Start Material for this exercise

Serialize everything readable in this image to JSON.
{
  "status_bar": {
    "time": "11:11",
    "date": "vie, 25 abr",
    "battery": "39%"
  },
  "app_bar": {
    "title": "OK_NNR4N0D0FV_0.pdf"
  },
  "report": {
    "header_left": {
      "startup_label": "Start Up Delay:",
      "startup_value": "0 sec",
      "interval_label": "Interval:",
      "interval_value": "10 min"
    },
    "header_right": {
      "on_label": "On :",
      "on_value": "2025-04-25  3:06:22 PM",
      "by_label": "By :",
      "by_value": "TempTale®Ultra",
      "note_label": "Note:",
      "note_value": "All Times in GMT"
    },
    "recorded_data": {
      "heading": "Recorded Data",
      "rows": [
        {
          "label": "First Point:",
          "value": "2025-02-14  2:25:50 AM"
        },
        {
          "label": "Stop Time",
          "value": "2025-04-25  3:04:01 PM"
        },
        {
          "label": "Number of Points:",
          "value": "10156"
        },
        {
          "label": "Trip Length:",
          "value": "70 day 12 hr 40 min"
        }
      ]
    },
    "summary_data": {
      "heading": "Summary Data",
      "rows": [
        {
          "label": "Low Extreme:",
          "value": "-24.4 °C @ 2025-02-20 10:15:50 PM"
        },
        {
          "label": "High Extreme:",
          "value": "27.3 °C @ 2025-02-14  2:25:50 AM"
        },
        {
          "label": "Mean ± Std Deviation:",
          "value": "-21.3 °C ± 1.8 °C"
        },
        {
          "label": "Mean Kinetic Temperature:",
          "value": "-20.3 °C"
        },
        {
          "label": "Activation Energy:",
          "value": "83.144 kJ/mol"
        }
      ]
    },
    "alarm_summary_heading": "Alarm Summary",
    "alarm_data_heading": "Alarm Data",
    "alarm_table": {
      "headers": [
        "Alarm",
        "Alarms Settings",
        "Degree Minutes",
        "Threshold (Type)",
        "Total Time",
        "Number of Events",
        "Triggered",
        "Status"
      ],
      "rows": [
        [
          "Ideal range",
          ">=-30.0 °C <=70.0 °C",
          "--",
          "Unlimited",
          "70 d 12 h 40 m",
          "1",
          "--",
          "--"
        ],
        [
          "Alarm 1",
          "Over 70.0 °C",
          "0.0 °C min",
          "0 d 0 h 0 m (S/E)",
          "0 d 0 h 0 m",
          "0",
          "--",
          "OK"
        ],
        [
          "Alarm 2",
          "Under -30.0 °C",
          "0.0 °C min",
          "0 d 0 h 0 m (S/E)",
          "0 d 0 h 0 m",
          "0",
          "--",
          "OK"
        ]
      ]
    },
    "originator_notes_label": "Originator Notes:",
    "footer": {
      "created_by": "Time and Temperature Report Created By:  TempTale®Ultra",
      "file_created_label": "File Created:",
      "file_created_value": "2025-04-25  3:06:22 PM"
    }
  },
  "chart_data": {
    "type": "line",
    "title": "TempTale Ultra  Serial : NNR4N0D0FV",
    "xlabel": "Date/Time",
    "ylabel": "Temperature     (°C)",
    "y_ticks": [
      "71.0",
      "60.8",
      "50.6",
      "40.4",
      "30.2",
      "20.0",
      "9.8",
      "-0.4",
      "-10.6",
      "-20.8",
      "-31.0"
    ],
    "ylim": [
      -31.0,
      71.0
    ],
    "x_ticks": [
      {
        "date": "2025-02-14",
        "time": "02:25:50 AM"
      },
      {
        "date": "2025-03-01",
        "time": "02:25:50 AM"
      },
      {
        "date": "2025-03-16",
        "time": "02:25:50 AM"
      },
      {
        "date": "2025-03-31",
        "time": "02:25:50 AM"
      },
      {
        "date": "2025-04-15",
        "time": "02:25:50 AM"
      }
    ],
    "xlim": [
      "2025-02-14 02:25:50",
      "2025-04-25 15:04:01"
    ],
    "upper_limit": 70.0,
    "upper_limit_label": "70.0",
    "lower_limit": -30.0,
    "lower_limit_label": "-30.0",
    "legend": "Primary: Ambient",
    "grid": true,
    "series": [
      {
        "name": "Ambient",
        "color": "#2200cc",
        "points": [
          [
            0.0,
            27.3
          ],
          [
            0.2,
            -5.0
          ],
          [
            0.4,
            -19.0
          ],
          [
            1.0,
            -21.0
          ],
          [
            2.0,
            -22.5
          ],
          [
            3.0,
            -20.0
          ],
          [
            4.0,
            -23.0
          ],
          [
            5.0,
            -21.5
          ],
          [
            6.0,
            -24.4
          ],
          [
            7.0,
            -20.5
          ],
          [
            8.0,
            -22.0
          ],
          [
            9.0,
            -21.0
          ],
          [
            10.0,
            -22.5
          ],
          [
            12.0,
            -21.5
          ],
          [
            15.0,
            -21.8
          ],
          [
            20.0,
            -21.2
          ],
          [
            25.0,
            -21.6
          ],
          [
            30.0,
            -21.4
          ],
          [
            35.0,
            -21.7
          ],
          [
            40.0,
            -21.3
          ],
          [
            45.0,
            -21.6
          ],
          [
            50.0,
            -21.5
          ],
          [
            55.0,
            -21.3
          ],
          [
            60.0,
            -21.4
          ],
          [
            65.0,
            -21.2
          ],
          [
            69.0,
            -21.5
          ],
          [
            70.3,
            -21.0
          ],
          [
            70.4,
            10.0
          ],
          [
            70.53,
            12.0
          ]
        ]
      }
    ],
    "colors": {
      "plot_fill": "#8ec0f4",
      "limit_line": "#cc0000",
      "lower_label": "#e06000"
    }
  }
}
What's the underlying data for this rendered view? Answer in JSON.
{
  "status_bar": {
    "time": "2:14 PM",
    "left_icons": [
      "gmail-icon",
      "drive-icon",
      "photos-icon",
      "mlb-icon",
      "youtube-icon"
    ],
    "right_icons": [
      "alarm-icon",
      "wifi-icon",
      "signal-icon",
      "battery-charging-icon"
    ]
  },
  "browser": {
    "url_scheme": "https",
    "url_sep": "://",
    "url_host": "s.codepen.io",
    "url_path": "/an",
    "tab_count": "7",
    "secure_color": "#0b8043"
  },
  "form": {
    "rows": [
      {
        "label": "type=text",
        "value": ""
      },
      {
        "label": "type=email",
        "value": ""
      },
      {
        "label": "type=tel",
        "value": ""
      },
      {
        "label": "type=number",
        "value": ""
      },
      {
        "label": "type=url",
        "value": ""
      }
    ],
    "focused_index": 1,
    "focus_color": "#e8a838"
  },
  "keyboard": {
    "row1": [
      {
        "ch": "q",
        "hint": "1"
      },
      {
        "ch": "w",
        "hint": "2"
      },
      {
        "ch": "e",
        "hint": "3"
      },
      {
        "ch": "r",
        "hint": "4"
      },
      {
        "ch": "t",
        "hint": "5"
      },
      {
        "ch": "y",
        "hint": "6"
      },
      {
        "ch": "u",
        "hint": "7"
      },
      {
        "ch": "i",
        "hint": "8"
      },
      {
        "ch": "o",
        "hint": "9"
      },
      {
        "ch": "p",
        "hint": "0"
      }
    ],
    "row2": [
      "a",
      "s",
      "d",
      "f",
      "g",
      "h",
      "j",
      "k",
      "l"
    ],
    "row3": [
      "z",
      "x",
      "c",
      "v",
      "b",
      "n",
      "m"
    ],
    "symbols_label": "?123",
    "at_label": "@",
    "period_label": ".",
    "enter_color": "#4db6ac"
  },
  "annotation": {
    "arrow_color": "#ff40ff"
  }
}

End Material for this exercise

Brief
Using the listing above, please repeat every entry exactly.

Solution for this exercise
Serialize everything readable in this image to JSON.
{
  "status_bar": {
    "time": "11:11",
    "date": "vie, 25 abr",
    "battery": "39%"
  },
  "app_bar": {
    "title": "OK_NNR4N0D0FV_0.pdf"
  },
  "report": {
    "header_left": {
      "startup_label": "Start Up Delay:",
      "startup_value": "0 sec",
      "interval_label": "Interval:",
      "interval_value": "10 min"
    },
    "header_right": {
      "on_label": "On :",
      "on_value": "2025-04-25  3:06:22 PM",
      "by_label": "By :",
      "by_value": "TempTale®Ultra",
      "note_label": "Note:",
      "note_value": "All Times in GMT"
    },
    "recorded_data": {
      "heading": "Recorded Data",
      "rows": [
        {
          "label": "First Point:",
          "value": "2025-02-14  2:25:50 AM"
        },
        {
          "label": "Stop Time",
          "value": "2025-04-25  3:04:01 PM"
        },
        {
          "label": "Number of Points:",
          "value": "10156"
        },
        {
          "label": "Trip Length:",
          "value": "70 day 12 hr 40 min"
        }
      ]
    },
    "summary_data": {
      "heading": "Summary Data",
      "rows": [
        {
          "label": "Low Extreme:",
          "value": "-24.4 °C @ 2025-02-20 10:15:50 PM"
        },
        {
          "label": "High Extreme:",
          "value": "27.3 °C @ 2025-02-14  2:25:50 AM"
        },
        {
          "label": "Mean ± Std Deviation:",
          "value": "-21.3 °C ± 1.8 °C"
        },
        {
          "label": "Mean Kinetic Temperature:",
          "value": "-20.3 °C"
        },
        {
          "label": "Activation Energy:",
          "value": "83.144 kJ/mol"
        }
      ]
    },
    "alarm_summary_heading": "Alarm Summary",
    "alarm_data_heading": "Alarm Data",
    "alarm_table": {
      "headers": [
        "Alarm",
        "Alarms Settings",
        "Degree Minutes",
        "Threshold (Type)",
        "Total Time",
        "Number of Events",
        "Triggered",
        "Status"
      ],
      "rows": [
        [
          "Ideal range",
          ">=-30.0 °C <=70.0 °C",
          "--",
          "Unlimited",
          "70 d 12 h 40 m",
          "1",
          "--",
          "--"
        ],
        [
          "Alarm 1",
          "Over 70.0 °C",
          "0.0 °C min",
          "0 d 0 h 0 m (S/E)",
          "0 d 0 h 0 m",
          "0",
          "--",
          "OK"
        ],
        [
          "Alarm 2",
          "Under -30.0 °C",
          "0.0 °C min",
          "0 d 0 h 0 m (S/E)",
          "0 d 0 h 0 m",
          "0",
          "--",
          "OK"
        ]
      ]
    },
    "originator_notes_label": "Originator Notes:",
    "footer": {
      "created_by": "Time and Temperature Report Created By:  TempTale®Ultra",
      "file_created_label": "File Created:",
      "file_created_value": "2025-04-25  3:06:22 PM"
    }
  },
  "chart_data": {
    "type": "line",
    "title": "TempTale Ultra  Serial : NNR4N0D0FV",
    "xlabel": "Date/Time",
    "ylabel": "Temperature     (°C)",
    "y_ticks": [
      "71.0",
      "60.8",
      "50.6",
      "40.4",
      "30.2",
      "20.0",
      "9.8",
      "-0.4",
      "-10.6",
      "-20.8",
      "-31.0"
    ],
    "ylim": [
      -31.0,
      71.0
    ],
    "x_ticks": [
      {
        "date": "2025-02-14",
        "time": "02:25:50 AM"
      },
      {
        "date": "2025-03-01",
        "time": "02:25:50 AM"
      },
      {
        "date": "2025-03-16",
        "time": "02:25:50 AM"
      },
      {
        "date": "2025-03-31",
        "time": "02:25:50 AM"
      },
      {
        "date": "2025-04-15",
        "time": "02:25:50 AM"
      }
    ],
    "xlim": [
      "2025-02-14 02:25:50",
      "2025-04-25 15:04:01"
    ],
    "upper_limit": 70.0,
    "upper_limit_label": "70.0",
    "lower_limit": -30.0,
    "lower_limit_label": "-30.0",
    "legend": "Primary: Ambient",
    "grid": true,
    "series": [
      {
        "name": "Ambient",
        "color": "#2200cc",
        "points": [
          [
            0.0,
            27.3
          ],
          [
            0.2,
            -5.0
          ],
          [
            0.4,
            -19.0
          ],
          [
            1.0,
            -21.0
          ],
          [
            2.0,
            -22.5
          ],
          [
            3.0,
            -20.0
          ],
          [
            4.0,
            -23.0
          ],
          [
            5.0,
            -21.5
          ],
          [
            6.0,
            -24.4
          ],
          [
            7.0,
            -20.5
          ],
          [
            8.0,
            -22.0
          ],
          [
            9.0,
            -21.0
          ],
          [
            10.0,
            -22.5
          ],
          [
            12.0,
            -21.5
          ],
          [
            15.0,
            -21.8
          ],
          [
            20.0,
            -21.2
          ],
          [
            25.0,
            -21.6
          ],
          [
            30.0,
            -21.4
          ],
          [
            35.0,
            -21.7
          ],
          [
            40.0,
            -21.3
          ],
          [
            45.0,
            -21.6
          ],
          [
            50.0,
            -21.5
          ],
          [
            55.0,
            -21.3
          ],
          [
            60.0,
            -21.4
          ],
          [
            65.0,
            -21.2
          ],
          [
            69.0,
            -21.5
          ],
          [
            70.3,
            -21.0
          ],
          [
            70.4,
            10.0
          ],
          [
            70.53,
            12.0
          ]
        ]
      }
    ],
    "colors": {
      "plot_fill": "#8ec0f4",
      "limit_line": "#cc0000",
      "lower_label": "#e06000"
    }
  }
}
What's the underlying data for this rendered view? Answer in JSON.
{
  "status_bar": {
    "time": "2:14 PM",
    "left_icons": [
      "gmail-icon",
      "drive-icon",
      "photos-icon",
      "mlb-icon",
      "youtube-icon"
    ],
    "right_icons": [
      "alarm-icon",
      "wifi-icon",
      "signal-icon",
      "battery-charging-icon"
    ]
  },
  "browser": {
    "url_scheme": "https",
    "url_sep": "://",
    "url_host": "s.codepen.io",
    "url_path": "/an",
    "tab_count": "7",
    "secure_color": "#0b8043"
  },
  "form": {
    "rows": [
      {
        "label": "type=text",
        "value": ""
      },
      {
        "label": "type=email",
        "value": ""
      },
      {
        "label": "type=tel",
        "value": ""
      },
      {
        "label": "type=number",
        "value": ""
      },
      {
        "label": "type=url",
        "value": ""
      }
    ],
    "focused_index": 1,
    "focus_color": "#e8a838"
  },
  "keyboard": {
    "row1": [
      {
        "ch": "q",
        "hint": "1"
      },
      {
        "ch": "w",
        "hint": "2"
      },
      {
        "ch": "e",
        "hint": "3"
      },
      {
        "ch": "r",
        "hint": "4"
      },
      {
        "ch": "t",
        "hint": "5"
      },
      {
        "ch": "y",
        "hint": "6"
      },
      {
        "ch": "u",
        "hint": "7"
      },
      {
        "ch": "i",
        "hint": "8"
      },
      {
        "ch": "o",
        "hint": "9"
      },
      {
        "ch": "p",
        "hint": "0"
      }
    ],
    "row2": [
      "a",
      "s",
      "d",
      "f",
      "g",
      "h",
      "j",
      "k",
      "l"
    ],
    "row3": [
      "z",
      "x",
      "c",
      "v",
      "b",
      "n",
      "m"
    ],
    "symbols_label": "?123",
    "at_label": "@",
    "period_label": ".",
    "enter_color": "#4db6ac"
  },
  "annotation": {
    "arrow_color": "#ff40ff"
  }
}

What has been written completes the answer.